>> begin RECORD EXTRACTS

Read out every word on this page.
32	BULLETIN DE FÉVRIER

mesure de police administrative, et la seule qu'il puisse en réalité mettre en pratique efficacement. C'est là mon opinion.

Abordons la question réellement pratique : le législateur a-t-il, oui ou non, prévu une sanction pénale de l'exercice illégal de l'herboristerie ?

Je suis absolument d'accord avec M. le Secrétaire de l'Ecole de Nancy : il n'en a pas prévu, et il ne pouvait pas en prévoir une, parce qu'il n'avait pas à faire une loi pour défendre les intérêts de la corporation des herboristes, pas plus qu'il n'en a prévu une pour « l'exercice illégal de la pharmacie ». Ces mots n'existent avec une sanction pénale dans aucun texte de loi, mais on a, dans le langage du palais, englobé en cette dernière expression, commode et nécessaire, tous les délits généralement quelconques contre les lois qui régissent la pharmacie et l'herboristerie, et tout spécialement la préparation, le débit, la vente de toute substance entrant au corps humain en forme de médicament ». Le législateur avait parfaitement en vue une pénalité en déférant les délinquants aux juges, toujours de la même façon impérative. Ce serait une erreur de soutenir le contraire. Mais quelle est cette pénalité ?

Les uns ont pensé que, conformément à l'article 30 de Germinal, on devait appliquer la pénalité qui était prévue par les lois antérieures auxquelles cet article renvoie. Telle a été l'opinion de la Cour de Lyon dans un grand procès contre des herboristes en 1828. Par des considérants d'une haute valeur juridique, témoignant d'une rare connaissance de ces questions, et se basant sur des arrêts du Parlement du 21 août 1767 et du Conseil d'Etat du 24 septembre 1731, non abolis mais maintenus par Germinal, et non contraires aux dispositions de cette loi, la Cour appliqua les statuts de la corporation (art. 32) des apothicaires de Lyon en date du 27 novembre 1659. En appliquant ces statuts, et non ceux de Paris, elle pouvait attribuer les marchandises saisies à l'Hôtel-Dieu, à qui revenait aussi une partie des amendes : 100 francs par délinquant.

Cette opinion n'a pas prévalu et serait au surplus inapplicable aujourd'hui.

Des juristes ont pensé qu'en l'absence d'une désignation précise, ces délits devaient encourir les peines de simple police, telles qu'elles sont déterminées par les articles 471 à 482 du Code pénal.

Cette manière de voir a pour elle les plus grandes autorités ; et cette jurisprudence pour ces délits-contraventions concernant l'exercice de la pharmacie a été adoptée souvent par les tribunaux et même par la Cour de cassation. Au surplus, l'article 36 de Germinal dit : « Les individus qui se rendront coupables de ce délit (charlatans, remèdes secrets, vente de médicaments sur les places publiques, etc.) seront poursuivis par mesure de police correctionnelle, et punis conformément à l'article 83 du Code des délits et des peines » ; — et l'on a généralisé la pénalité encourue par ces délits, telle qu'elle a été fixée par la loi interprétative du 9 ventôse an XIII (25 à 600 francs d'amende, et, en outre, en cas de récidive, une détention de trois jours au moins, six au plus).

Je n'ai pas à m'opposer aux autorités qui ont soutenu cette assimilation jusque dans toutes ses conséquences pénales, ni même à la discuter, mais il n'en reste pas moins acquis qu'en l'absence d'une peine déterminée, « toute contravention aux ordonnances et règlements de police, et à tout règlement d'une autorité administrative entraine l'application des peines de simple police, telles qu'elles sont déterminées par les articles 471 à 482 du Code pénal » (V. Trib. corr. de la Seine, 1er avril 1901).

>> end RECORD EXTRACTS

Reproduce the listing in full. Keep it exactly as written.

Read out every word on this page.
32	BULLETIN DE FÉVRIER

mesure de police administrative, et la seule qu'il puisse en réalité mettre en pratique efficacement. C'est là mon opinion.

Abordons la question réellement pratique : le législateur a-t-il, oui ou non, prévu une sanction pénale de l'exercice illégal de l'herboristerie ?

Je suis absolument d'accord avec M. le Secrétaire de l'Ecole de Nancy : il n'en a pas prévu, et il ne pouvait pas en prévoir une, parce qu'il n'avait pas à faire une loi pour défendre les intérêts de la corporation des herboristes, pas plus qu'il n'en a prévu une pour « l'exercice illégal de la pharmacie ». Ces mots n'existent avec une sanction pénale dans aucun texte de loi, mais on a, dans le langage du palais, englobé en cette dernière expression, commode et nécessaire, tous les délits généralement quelconques contre les lois qui régissent la pharmacie et l'herboristerie, et tout spécialement la préparation, le débit, la vente de toute substance entrant au corps humain en forme de médicament ». Le législateur avait parfaitement en vue une pénalité en déférant les délinquants aux juges, toujours de la même façon impérative. Ce serait une erreur de soutenir le contraire. Mais quelle est cette pénalité ?

Les uns ont pensé que, conformément à l'article 30 de Germinal, on devait appliquer la pénalité qui était prévue par les lois antérieures auxquelles cet article renvoie. Telle a été l'opinion de la Cour de Lyon dans un grand procès contre des herboristes en 1828. Par des considérants d'une haute valeur juridique, témoignant d'une rare connaissance de ces questions, et se basant sur des arrêts du Parlement du 21 août 1767 et du Conseil d'Etat du 24 septembre 1731, non abolis mais maintenus par Germinal, et non contraires aux dispositions de cette loi, la Cour appliqua les statuts de la corporation (art. 32) des apothicaires de Lyon en date du 27 novembre 1659. En appliquant ces statuts, et non ceux de Paris, elle pouvait attribuer les marchandises saisies à l'Hôtel-Dieu, à qui revenait aussi une partie des amendes : 100 francs par délinquant.

Cette opinion n'a pas prévalu et serait au surplus inapplicable aujourd'hui.

Des juristes ont pensé qu'en l'absence d'une désignation précise, ces délits devaient encourir les peines de simple police, telles qu'elles sont déterminées par les articles 471 à 482 du Code pénal.

Cette manière de voir a pour elle les plus grandes autorités ; et cette jurisprudence pour ces délits-contraventions concernant l'exercice de la pharmacie a été adoptée souvent par les tribunaux et même par la Cour de cassation. Au surplus, l'article 36 de Germinal dit : « Les individus qui se rendront coupables de ce délit (charlatans, remèdes secrets, vente de médicaments sur les places publiques, etc.) seront poursuivis par mesure de police correctionnelle, et punis conformément à l'article 83 du Code des délits et des peines » ; — et l'on a généralisé la pénalité encourue par ces délits, telle qu'elle a été fixée par la loi interprétative du 9 ventôse an XIII (25 à 600 francs d'amende, et, en outre, en cas de récidive, une détention de trois jours au moins, six au plus).

Je n'ai pas à m'opposer aux autorités qui ont soutenu cette assimilation jusque dans toutes ses conséquences pénales, ni même à la discuter, mais il n'en reste pas moins acquis qu'en l'absence d'une peine déterminée, « toute contravention aux ordonnances et règlements de police, et à tout règlement d'une autorité administrative entraine l'application des peines de simple police, telles qu'elles sont déterminées par les articles 471 à 482 du Code pénal » (V. Trib. corr. de la Seine, 1er avril 1901).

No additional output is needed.